Collection entries:

◆ ◆ ◆ ◆ ◆ ◆ ◆

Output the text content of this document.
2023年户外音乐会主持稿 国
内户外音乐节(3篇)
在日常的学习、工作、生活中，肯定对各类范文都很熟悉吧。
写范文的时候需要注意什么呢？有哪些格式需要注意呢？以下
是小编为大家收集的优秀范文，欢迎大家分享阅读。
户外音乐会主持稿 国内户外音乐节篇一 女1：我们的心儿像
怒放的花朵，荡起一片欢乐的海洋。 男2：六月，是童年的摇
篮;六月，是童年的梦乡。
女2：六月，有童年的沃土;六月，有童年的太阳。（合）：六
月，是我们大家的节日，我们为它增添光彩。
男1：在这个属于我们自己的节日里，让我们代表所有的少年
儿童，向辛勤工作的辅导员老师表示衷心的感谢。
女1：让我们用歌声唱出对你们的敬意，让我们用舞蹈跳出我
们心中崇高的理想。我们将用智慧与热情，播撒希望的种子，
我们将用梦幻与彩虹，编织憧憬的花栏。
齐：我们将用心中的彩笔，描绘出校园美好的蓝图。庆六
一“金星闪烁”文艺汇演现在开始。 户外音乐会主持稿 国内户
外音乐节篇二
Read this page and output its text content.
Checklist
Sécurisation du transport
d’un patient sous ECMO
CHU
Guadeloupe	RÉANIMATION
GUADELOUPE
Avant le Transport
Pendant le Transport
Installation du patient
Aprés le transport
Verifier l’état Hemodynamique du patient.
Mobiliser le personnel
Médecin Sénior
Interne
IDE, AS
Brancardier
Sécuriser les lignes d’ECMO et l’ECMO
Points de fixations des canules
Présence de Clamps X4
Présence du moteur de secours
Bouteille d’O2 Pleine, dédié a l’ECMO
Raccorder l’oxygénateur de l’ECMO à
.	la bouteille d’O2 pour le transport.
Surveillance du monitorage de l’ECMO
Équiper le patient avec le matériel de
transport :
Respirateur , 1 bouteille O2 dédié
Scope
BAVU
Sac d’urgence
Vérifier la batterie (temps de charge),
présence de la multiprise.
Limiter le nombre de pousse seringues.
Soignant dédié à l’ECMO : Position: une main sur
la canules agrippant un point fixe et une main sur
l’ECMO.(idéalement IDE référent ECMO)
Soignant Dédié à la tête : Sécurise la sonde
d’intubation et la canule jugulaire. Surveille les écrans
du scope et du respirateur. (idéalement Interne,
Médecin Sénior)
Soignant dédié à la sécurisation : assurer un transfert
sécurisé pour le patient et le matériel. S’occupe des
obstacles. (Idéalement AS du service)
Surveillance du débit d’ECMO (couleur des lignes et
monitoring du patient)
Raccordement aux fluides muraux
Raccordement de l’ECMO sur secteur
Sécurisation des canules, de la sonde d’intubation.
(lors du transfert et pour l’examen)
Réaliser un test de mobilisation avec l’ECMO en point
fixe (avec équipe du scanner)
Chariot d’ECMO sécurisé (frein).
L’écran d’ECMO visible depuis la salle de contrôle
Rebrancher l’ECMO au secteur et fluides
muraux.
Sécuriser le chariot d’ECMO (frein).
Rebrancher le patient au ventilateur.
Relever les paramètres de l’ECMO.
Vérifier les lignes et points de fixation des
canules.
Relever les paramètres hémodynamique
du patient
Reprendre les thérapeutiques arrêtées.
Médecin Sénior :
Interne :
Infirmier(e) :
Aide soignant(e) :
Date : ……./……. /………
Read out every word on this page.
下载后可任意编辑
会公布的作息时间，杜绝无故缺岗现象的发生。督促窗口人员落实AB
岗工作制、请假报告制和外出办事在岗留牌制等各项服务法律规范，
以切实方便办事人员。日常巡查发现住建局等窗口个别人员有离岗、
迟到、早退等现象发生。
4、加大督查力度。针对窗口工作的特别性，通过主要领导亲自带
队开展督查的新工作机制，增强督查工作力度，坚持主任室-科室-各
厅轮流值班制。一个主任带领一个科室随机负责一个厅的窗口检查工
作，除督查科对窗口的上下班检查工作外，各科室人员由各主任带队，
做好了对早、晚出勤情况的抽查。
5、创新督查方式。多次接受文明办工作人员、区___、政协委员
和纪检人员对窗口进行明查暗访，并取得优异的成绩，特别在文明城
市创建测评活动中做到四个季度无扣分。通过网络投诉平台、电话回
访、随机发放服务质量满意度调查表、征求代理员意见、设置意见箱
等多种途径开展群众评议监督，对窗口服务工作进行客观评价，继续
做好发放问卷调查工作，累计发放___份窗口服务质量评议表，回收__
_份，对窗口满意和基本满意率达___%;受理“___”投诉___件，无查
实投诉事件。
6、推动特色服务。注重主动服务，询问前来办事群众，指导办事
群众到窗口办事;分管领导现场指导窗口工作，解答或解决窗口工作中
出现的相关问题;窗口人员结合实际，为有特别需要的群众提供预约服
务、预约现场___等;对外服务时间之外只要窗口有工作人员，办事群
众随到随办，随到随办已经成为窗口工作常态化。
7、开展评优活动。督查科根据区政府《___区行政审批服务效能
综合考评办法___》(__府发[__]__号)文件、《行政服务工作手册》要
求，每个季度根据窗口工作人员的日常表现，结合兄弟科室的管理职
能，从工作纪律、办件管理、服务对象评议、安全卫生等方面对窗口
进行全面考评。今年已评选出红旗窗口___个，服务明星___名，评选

◆ ◆ ◆ ◆ ◆ ◆ ◆

**STATED EXERCISE:**
Only the number is wanted: how many lines in the preceding entries hold the string "Sénior"?

**WORKED SOLUTION:**
3